++++ DATA LINES ++++
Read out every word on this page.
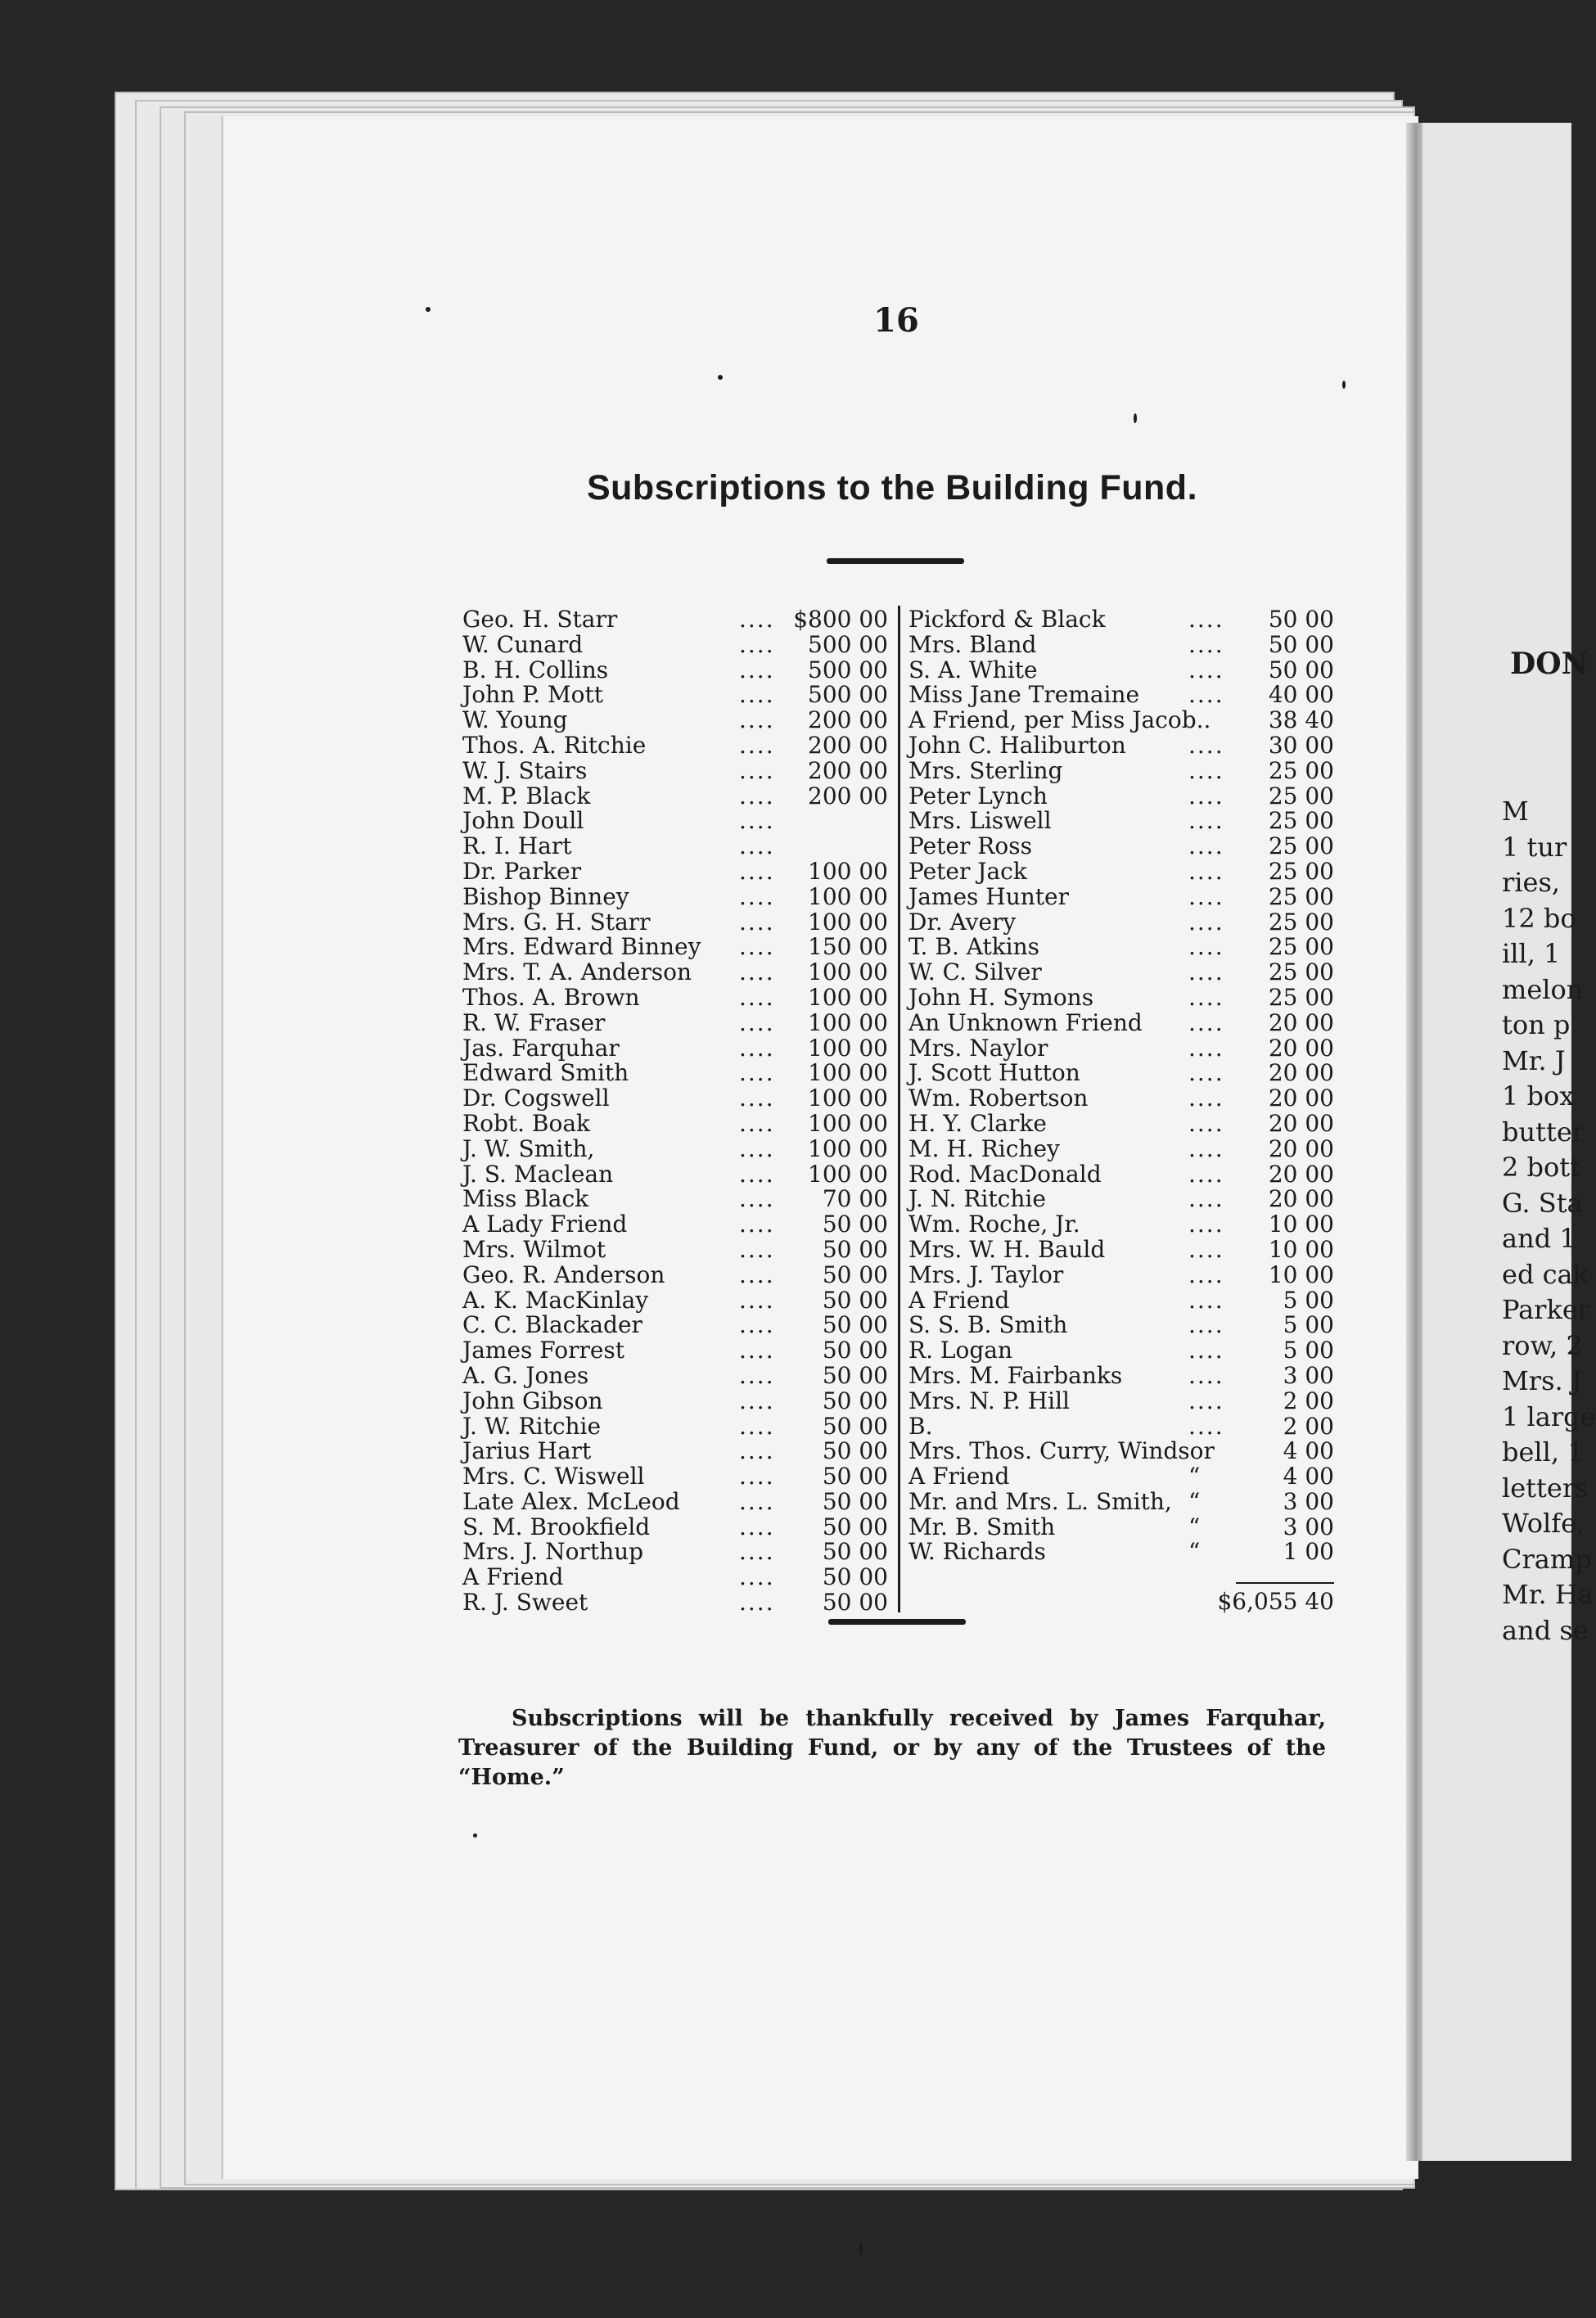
DON
M
1 tur
ries,
12 bo
ill, 1
melon
ton p
Mr. J
1 box
butter
2 bott
G. Sta
and 1
ed cak
Parker
row, 2
Mrs. J
1 large
bell, 1
letters
Wolfe,
Cramp
Mr. Ha
and se
16
Subscriptions to the Building Fund.
Geo. H. Starr	.... $800 00
W. Cunard	....	500 00
B. H. Collins	....	500 00
John P. Mott	....	500 00
W. Young	....	200 00
Thos. A. Ritchie	....	200 00
W. J. Stairs	....	200 00
M. P. Black	....	200 00
John Doull	....
R. I. Hart	....
Dr. Parker	....	100 00
Bishop Binney	....	100 00
Mrs. G. H. Starr	....	100 00
Mrs. Edward Binney ....	150 00
Mrs. T. A. Anderson ....	100 00
Thos. A. Brown	....	100 00
R. W. Fraser	....	100 00
Jas. Farquhar	....	100 00
Edward Smith	....	100 00
Dr. Cogswell	....	100 00
Robt. Boak	....	100 00
J. W. Smith,	....	100 00
J. S. Maclean	....	100 00
Miss Black	....	70 00
A Lady Friend	....	50 00
Mrs. Wilmot	....	50 00
Geo. R. Anderson	....	50 00
A. K. MacKinlay	....	50 00
C. C. Blackader	....	50 00
James Forrest	....	50 00
A. G. Jones	....	50 00
John Gibson	....	50 00
J. W. Ritchie	....	50 00
Jarius Hart	....	50 00
Mrs. C. Wiswell	....	50 00
Late Alex. McLeod	....	50 00
S. M. Brookfield	....	50 00
Mrs. J. Northup	....	50 00
A Friend	....	50 00
R. J. Sweet	....	50 00
Pickford & Black	....	50 00
Mrs. Bland	....	50 00
S. A. White	....	50 00
Miss Jane Tremaine ....	40 00
A Friend, per Miss Jacob..	38 40
John C. Haliburton	....	30 00
Mrs. Sterling	....	25 00
Peter Lynch	....	25 00
Mrs. Liswell	....	25 00
Peter Ross	....	25 00
Peter Jack	....	25 00
James Hunter	....	25 00
Dr. Avery	....	25 00
T. B. Atkins	....	25 00
W. C. Silver	....	25 00
John H. Symons	....	25 00
An Unknown Friend ....	20 00
Mrs. Naylor	....	20 00
J. Scott Hutton	....	20 00
Wm. Robertson	....	20 00
H. Y. Clarke	....	20 00
M. H. Richey	....	20 00
Rod. MacDonald	....	20 00
J. N. Ritchie	....	20 00
Wm. Roche, Jr.	....	10 00
Mrs. W. H. Bauld	....	10 00
Mrs. J. Taylor	....	10 00
A Friend	....	5 00
S. S. B. Smith	....	5 00
R. Logan	....	5 00
Mrs. M. Fairbanks	....	3 00
Mrs. N. P. Hill	....	2 00
B.	....	2 00
Mrs. Thos. Curry, Windsor	4 00
A Friend	“	4 00
Mr. and Mrs. L. Smith, “	3 00
Mr. B. Smith	“	3 00
W. Richards	“	1 00
$6,055 40
Subscriptions will be thankfully received by James Farquhar, Treasurer of the Building Fund, or by any of the Trustees of the “Home.”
++++
**YOUR GOAL:**
From the data, pick out every line that includes "Peter".

**EXERCISE ANSWER:**
Peter Lynch	....	25 00
Peter Ross	....	25 00
Peter Jack	....	25 00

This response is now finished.